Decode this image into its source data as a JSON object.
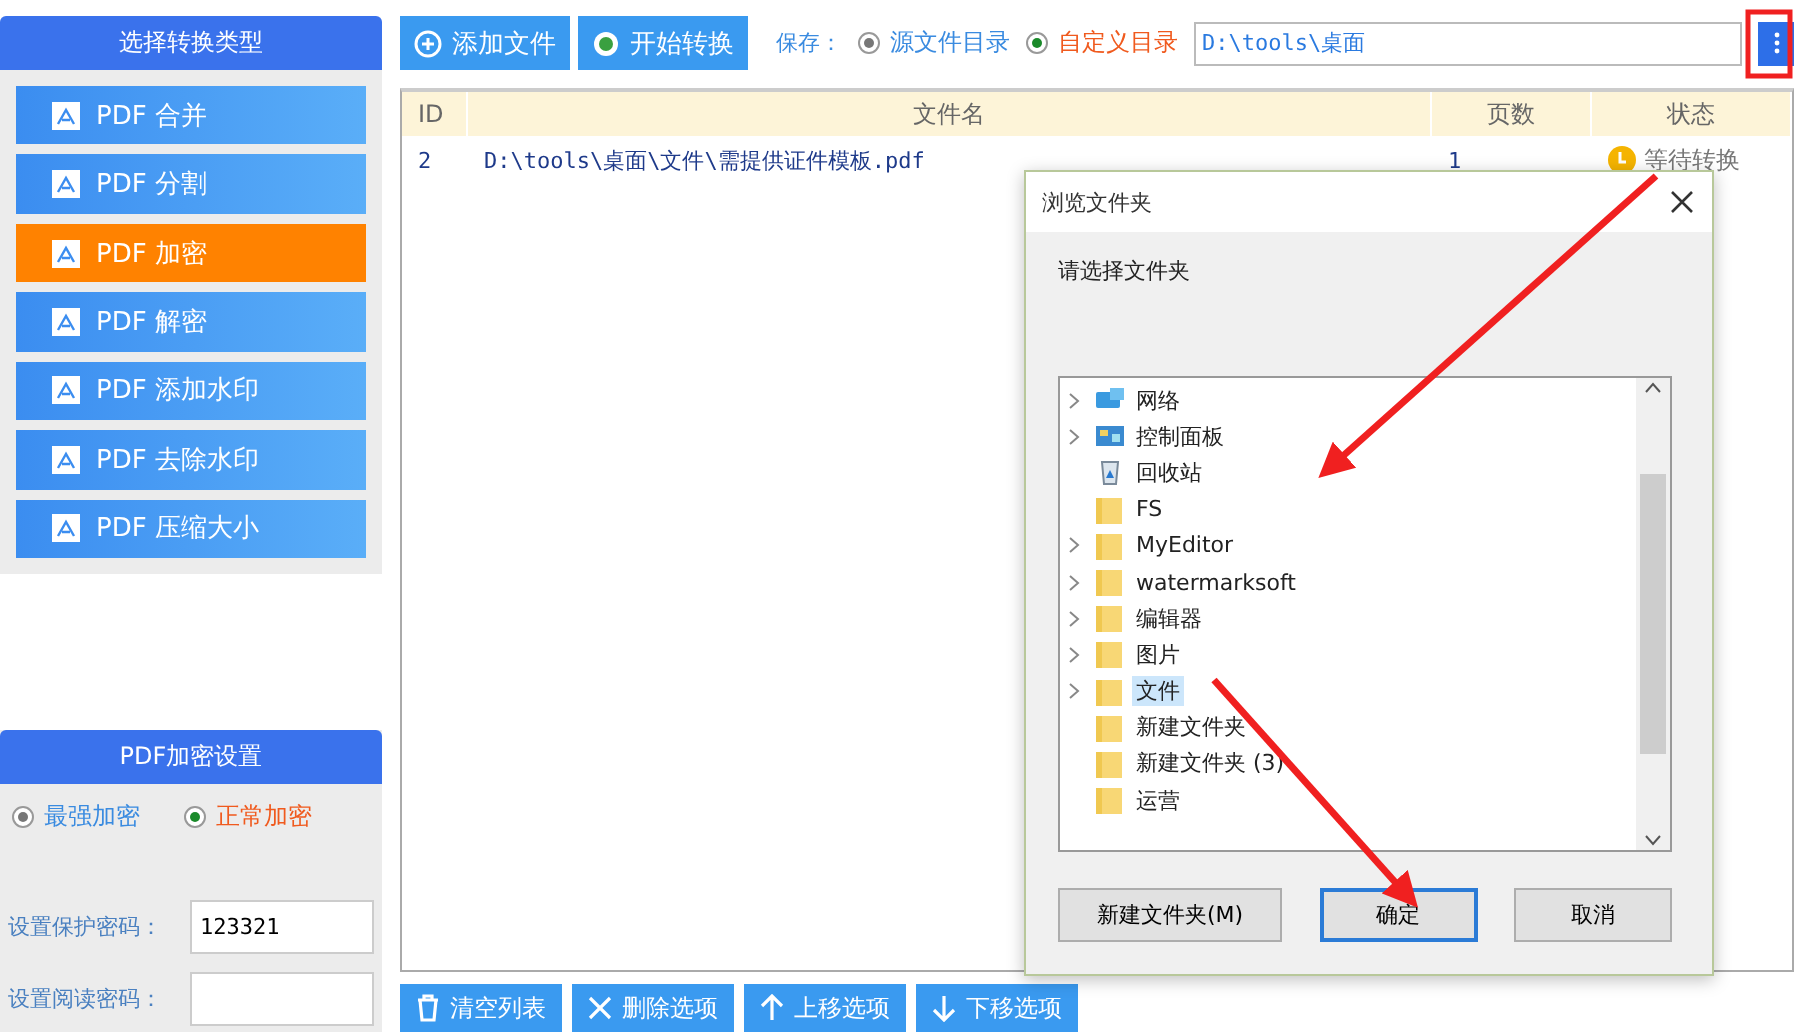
{
  "sidebar": {
    "title": "选择转换类型",
    "items": [
      {
        "label": "PDF 合并",
        "selected": false
      },
      {
        "label": "PDF 分割",
        "selected": false
      },
      {
        "label": "PDF 加密",
        "selected": true
      },
      {
        "label": "PDF 解密",
        "selected": false
      },
      {
        "label": "PDF 添加水印",
        "selected": false
      },
      {
        "label": "PDF 去除水印",
        "selected": false
      },
      {
        "label": "PDF 压缩大小",
        "selected": false
      }
    ]
  },
  "settings": {
    "title": "PDF加密设置",
    "modes": [
      {
        "label": "最强加密",
        "selected": false
      },
      {
        "label": "正常加密",
        "selected": true
      }
    ],
    "fields": [
      {
        "label": "设置保护密码：",
        "value": "123321"
      },
      {
        "label": "设置阅读密码："
      }
    ]
  },
  "toolbar": {
    "buttons": [
      {
        "label": "添加文件",
        "kind": "add"
      },
      {
        "label": "开始转换",
        "kind": "start"
      }
    ],
    "save_label": "保存：",
    "save_options": [
      {
        "label": "源文件目录",
        "selected": false
      },
      {
        "label": "自定义目录",
        "selected": true
      }
    ],
    "path": "D:\\tools\\桌面"
  },
  "table": {
    "columns": [
      "ID",
      "文件名",
      "页数",
      "状态"
    ],
    "rows": [
      {
        "id": "2",
        "file": "D:\\tools\\桌面\\文件\\需提供证件模板.pdf",
        "pages": "1",
        "status": "等待转换"
      }
    ]
  },
  "bottom_buttons": [
    {
      "label": "清空列表",
      "kind": "clear"
    },
    {
      "label": "删除选项",
      "kind": "delete"
    },
    {
      "label": "上移选项",
      "kind": "up"
    },
    {
      "label": "下移选项",
      "kind": "down"
    }
  ],
  "dialog": {
    "title": "浏览文件夹",
    "prompt": "请选择文件夹",
    "tree": [
      {
        "label": "网络",
        "kind": "network",
        "expandable": true,
        "selected": false
      },
      {
        "label": "控制面板",
        "kind": "control",
        "expandable": true,
        "selected": false
      },
      {
        "label": "回收站",
        "kind": "recycle",
        "expandable": false,
        "selected": false
      },
      {
        "label": "FS",
        "kind": "folder",
        "expandable": false,
        "selected": false
      },
      {
        "label": "MyEditor",
        "kind": "folder",
        "expandable": true,
        "selected": false
      },
      {
        "label": "watermarksoft",
        "kind": "folder",
        "expandable": true,
        "selected": false
      },
      {
        "label": "编辑器",
        "kind": "folder",
        "expandable": true,
        "selected": false
      },
      {
        "label": "图片",
        "kind": "folder",
        "expandable": true,
        "selected": false
      },
      {
        "label": "文件",
        "kind": "folder",
        "expandable": true,
        "selected": true
      },
      {
        "label": "新建文件夹",
        "kind": "folder",
        "expandable": false,
        "selected": false
      },
      {
        "label": "新建文件夹 (3)",
        "kind": "folder",
        "expandable": false,
        "selected": false
      },
      {
        "label": "运营",
        "kind": "folder",
        "expandable": false,
        "selected": false
      }
    ],
    "buttons": [
      {
        "label": "新建文件夹(M)",
        "default": false
      },
      {
        "label": "确定",
        "default": true
      },
      {
        "label": "取消",
        "default": false
      }
    ]
  }
}
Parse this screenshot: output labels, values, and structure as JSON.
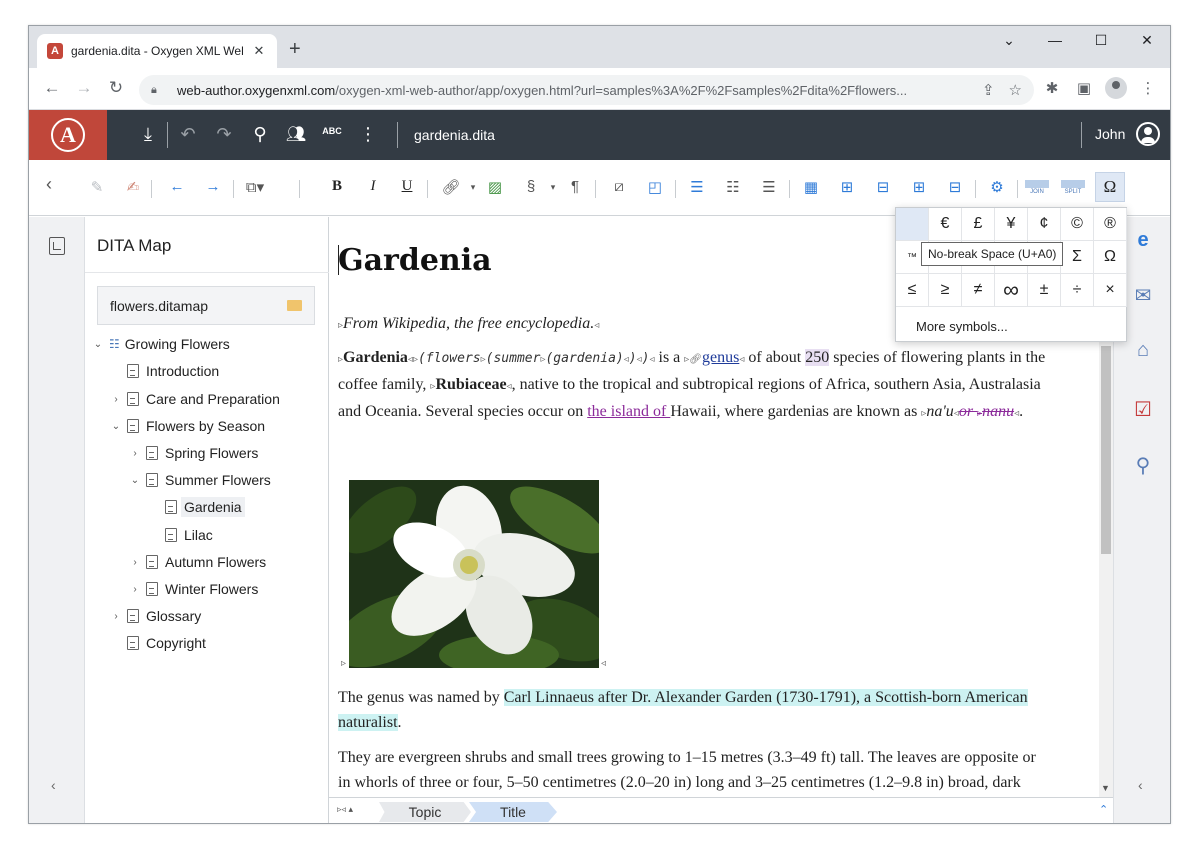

● What you should do
Select every line of the records holding the string "JSON".

● Result of the task
Decode this image into its source data as a JSON object.
Parse this screenshot: output labels, values, and structure as JSON.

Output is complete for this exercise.